TASK INSTRUCTIONS:
In the listing below, please print the line that contains "Transcribe the text in this document." and every line that follows it, exactly.

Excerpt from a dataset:
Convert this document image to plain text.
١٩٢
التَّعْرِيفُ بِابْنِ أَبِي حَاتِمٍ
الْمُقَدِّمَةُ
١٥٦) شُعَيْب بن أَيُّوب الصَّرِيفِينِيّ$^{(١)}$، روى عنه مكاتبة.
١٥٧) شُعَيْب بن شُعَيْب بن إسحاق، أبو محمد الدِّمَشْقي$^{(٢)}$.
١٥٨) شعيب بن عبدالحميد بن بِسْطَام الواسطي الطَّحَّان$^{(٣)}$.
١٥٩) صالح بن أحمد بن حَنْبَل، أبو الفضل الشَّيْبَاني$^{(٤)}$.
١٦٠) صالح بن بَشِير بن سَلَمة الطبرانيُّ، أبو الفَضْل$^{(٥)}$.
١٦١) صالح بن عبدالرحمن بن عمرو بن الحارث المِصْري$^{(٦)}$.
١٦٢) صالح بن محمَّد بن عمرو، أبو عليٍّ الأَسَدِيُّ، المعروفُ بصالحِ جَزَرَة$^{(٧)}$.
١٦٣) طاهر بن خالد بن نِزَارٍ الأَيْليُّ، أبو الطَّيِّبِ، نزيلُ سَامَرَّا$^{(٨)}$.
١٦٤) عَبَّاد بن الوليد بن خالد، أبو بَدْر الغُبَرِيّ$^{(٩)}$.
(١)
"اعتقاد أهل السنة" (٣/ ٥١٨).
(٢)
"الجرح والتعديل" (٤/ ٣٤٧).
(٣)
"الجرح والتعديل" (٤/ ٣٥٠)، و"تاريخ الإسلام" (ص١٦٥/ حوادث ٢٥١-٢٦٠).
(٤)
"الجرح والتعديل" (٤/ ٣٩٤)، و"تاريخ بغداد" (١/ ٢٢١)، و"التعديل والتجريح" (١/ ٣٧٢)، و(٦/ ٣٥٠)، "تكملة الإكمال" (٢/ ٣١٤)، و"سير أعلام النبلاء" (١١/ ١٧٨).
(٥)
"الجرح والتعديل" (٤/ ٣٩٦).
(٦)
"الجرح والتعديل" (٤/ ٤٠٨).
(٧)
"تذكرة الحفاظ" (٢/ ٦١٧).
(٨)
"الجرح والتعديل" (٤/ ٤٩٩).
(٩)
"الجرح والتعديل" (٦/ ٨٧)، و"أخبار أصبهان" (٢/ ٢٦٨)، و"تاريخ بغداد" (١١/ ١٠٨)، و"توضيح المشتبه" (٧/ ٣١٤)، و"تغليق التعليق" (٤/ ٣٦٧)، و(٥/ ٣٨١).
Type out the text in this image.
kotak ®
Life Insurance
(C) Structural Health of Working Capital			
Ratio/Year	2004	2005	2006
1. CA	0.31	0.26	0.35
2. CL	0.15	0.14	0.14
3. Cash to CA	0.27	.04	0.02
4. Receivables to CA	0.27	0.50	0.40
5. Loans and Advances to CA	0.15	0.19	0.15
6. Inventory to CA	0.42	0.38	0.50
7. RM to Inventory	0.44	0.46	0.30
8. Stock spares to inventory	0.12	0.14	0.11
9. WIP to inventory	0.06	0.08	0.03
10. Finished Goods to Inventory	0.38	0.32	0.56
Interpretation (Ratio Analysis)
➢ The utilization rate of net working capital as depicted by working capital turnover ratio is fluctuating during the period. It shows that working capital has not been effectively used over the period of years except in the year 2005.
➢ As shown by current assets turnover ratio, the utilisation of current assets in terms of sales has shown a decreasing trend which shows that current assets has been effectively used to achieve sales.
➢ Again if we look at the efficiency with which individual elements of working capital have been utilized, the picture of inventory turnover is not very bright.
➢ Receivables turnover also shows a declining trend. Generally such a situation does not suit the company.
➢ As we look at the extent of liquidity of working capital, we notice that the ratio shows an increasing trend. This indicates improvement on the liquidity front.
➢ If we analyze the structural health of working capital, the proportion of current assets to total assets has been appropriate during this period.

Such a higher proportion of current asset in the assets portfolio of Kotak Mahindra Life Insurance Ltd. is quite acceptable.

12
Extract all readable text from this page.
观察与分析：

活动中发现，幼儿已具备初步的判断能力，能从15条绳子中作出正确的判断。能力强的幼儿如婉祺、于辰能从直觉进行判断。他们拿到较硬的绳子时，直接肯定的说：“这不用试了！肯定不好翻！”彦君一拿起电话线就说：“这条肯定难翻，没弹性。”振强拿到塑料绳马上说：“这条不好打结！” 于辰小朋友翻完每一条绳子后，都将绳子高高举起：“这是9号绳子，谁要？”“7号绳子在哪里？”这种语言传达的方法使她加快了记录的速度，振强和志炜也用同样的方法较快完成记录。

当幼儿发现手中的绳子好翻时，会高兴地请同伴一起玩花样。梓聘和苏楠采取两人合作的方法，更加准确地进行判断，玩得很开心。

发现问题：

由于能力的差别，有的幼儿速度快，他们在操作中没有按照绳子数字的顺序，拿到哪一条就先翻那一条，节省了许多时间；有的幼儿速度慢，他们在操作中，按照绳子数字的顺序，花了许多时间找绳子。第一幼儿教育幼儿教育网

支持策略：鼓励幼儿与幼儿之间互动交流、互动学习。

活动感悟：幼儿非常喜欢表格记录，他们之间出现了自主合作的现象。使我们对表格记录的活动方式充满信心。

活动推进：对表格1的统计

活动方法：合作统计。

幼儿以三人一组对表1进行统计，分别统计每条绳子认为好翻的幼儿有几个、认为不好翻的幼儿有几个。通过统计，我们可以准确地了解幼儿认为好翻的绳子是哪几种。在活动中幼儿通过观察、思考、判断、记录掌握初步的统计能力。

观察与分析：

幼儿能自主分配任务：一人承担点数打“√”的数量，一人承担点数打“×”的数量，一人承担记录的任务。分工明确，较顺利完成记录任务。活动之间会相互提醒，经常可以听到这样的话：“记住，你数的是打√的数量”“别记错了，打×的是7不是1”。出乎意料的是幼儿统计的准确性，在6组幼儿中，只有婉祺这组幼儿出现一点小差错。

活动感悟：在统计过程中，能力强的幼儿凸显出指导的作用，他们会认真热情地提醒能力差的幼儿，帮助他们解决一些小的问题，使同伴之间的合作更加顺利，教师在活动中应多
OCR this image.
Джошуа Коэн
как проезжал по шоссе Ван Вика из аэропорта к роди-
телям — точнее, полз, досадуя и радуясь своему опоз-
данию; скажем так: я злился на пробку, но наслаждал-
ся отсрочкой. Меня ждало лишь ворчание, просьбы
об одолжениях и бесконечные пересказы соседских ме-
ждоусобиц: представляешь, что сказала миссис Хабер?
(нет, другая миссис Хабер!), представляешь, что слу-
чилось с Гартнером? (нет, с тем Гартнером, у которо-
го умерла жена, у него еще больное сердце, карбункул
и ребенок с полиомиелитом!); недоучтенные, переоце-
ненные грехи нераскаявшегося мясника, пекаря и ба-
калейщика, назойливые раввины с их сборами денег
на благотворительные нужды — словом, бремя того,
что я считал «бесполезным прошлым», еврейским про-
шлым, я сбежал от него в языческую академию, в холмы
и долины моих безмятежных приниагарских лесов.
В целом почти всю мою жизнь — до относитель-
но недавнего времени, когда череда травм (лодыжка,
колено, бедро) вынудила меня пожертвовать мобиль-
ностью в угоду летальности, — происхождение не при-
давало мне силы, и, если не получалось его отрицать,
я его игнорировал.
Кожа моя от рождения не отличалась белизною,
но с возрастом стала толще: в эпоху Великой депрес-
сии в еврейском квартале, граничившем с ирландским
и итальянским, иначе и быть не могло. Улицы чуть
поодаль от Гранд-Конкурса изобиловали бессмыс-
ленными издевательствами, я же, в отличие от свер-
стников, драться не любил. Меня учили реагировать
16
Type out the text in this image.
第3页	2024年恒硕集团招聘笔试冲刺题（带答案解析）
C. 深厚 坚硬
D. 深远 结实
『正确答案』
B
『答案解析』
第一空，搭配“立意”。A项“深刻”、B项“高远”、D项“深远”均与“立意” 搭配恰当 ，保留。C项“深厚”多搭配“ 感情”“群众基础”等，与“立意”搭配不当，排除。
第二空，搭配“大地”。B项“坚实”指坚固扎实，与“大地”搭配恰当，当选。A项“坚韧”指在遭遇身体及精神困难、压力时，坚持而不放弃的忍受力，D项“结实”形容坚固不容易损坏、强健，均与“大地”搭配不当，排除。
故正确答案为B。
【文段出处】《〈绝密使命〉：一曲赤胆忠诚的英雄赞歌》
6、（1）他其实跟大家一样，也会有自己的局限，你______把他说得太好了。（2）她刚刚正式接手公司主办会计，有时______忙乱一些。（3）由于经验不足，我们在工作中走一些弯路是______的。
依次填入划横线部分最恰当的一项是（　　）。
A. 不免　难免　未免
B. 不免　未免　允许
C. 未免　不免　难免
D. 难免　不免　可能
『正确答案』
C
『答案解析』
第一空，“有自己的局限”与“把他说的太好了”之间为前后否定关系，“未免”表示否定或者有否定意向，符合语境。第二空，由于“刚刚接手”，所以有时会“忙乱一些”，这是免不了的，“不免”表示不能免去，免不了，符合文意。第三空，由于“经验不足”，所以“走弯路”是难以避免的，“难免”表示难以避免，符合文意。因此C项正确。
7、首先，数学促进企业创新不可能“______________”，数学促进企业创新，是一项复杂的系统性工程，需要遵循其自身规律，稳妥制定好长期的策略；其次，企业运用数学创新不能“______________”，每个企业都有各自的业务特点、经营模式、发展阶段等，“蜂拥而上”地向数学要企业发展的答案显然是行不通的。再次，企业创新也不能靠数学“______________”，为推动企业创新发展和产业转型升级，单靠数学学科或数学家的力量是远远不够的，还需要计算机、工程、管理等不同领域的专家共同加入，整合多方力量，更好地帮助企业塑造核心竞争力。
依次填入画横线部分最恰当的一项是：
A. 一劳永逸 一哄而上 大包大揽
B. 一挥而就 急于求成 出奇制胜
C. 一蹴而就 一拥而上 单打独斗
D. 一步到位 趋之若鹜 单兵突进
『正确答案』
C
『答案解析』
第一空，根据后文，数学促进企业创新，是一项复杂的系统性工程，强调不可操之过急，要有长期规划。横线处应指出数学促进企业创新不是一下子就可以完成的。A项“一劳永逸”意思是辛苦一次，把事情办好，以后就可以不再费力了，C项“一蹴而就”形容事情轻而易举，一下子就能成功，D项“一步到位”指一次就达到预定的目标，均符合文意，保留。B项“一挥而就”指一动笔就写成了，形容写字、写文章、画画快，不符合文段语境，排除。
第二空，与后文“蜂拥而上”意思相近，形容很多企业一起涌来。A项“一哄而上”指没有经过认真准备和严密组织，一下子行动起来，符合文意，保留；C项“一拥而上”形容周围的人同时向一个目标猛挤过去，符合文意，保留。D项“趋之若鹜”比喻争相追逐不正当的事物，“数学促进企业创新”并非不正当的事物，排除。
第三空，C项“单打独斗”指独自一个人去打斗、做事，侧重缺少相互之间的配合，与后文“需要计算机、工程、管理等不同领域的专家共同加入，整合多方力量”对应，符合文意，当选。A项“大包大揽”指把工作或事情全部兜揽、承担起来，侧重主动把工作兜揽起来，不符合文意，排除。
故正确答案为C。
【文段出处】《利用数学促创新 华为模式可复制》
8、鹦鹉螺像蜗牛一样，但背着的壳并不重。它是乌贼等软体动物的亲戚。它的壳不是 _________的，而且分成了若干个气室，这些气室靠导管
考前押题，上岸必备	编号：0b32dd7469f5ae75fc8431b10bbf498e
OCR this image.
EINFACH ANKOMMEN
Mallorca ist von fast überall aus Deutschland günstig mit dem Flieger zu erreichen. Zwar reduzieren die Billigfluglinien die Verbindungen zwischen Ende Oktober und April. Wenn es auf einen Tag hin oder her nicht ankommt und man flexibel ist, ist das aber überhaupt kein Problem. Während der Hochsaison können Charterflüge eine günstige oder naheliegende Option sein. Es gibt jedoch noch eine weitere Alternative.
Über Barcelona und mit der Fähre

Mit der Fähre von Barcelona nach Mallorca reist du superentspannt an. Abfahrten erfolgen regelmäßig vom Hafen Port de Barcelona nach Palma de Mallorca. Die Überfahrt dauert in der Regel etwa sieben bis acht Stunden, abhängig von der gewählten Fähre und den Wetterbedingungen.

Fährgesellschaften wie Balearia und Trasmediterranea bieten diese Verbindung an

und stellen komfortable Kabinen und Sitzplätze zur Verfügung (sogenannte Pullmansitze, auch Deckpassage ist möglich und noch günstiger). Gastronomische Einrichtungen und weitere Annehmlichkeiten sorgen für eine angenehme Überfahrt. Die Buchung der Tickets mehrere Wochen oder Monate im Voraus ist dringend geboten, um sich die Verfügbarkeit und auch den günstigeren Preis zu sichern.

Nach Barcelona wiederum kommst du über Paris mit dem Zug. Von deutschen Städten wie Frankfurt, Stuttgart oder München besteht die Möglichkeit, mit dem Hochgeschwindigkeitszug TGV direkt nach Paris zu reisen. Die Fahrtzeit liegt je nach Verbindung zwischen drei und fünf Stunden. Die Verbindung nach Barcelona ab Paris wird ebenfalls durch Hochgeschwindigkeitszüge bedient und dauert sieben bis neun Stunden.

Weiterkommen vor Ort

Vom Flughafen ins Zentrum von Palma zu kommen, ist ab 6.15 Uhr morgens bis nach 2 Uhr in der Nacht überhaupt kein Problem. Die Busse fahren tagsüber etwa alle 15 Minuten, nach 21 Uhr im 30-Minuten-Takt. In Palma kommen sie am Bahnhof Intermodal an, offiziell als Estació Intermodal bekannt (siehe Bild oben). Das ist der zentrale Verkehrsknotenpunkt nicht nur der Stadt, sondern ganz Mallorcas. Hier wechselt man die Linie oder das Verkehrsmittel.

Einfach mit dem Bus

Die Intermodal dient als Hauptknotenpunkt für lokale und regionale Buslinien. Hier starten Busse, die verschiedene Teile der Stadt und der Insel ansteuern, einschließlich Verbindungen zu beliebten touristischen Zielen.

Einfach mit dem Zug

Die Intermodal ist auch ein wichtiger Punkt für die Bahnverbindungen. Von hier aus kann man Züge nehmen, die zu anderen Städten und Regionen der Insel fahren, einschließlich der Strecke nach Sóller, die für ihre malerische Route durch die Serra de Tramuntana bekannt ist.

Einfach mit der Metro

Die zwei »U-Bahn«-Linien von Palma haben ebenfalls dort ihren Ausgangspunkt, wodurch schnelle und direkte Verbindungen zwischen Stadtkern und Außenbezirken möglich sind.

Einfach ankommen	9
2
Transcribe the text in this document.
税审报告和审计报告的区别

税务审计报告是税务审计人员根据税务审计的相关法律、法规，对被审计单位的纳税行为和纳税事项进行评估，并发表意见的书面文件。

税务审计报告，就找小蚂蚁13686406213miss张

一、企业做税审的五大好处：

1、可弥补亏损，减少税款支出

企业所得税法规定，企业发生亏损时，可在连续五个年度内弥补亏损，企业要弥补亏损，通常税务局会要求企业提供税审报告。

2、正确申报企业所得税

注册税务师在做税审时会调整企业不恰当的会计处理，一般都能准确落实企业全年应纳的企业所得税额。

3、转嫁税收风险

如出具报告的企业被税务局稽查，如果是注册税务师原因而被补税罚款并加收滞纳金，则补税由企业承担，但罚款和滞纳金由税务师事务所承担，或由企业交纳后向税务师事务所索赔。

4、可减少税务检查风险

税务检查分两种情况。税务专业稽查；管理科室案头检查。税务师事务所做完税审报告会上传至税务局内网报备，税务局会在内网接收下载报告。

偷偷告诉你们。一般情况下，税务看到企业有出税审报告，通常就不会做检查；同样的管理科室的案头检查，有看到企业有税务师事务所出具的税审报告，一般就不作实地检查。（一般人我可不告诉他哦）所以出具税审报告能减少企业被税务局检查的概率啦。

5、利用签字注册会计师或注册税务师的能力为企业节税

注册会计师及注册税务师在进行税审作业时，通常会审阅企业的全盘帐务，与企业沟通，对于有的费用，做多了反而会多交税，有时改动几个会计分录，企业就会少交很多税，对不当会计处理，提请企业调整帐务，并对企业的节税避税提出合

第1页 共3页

EXPECTED ANSWER:
Transcribe the text in this document.
税审报告和审计报告的区别

税务审计报告是税务审计人员根据税务审计的相关法律、法规，对被审计单位的纳税行为和纳税事项进行评估，并发表意见的书面文件。

税务审计报告，就找小蚂蚁13686406213miss张

一、企业做税审的五大好处：

1、可弥补亏损，减少税款支出

企业所得税法规定，企业发生亏损时，可在连续五个年度内弥补亏损，企业要弥补亏损，通常税务局会要求企业提供税审报告。

2、正确申报企业所得税

注册税务师在做税审时会调整企业不恰当的会计处理，一般都能准确落实企业全年应纳的企业所得税额。

3、转嫁税收风险

如出具报告的企业被税务局稽查，如果是注册税务师原因而被补税罚款并加收滞纳金，则补税由企业承担，但罚款和滞纳金由税务师事务所承担，或由企业交纳后向税务师事务所索赔。

4、可减少税务检查风险

税务检查分两种情况。税务专业稽查；管理科室案头检查。税务师事务所做完税审报告会上传至税务局内网报备，税务局会在内网接收下载报告。

偷偷告诉你们。一般情况下，税务看到企业有出税审报告，通常就不会做检查；同样的管理科室的案头检查，有看到企业有税务师事务所出具的税审报告，一般就不作实地检查。（一般人我可不告诉他哦）所以出具税审报告能减少企业被税务局检查的概率啦。

5、利用签字注册会计师或注册税务师的能力为企业节税

注册会计师及注册税务师在进行税审作业时，通常会审阅企业的全盘帐务，与企业沟通，对于有的费用，做多了反而会多交税，有时改动几个会计分录，企业就会少交很多税，对不当会计处理，提请企业调整帐务，并对企业的节税避税提出合

第1页 共3页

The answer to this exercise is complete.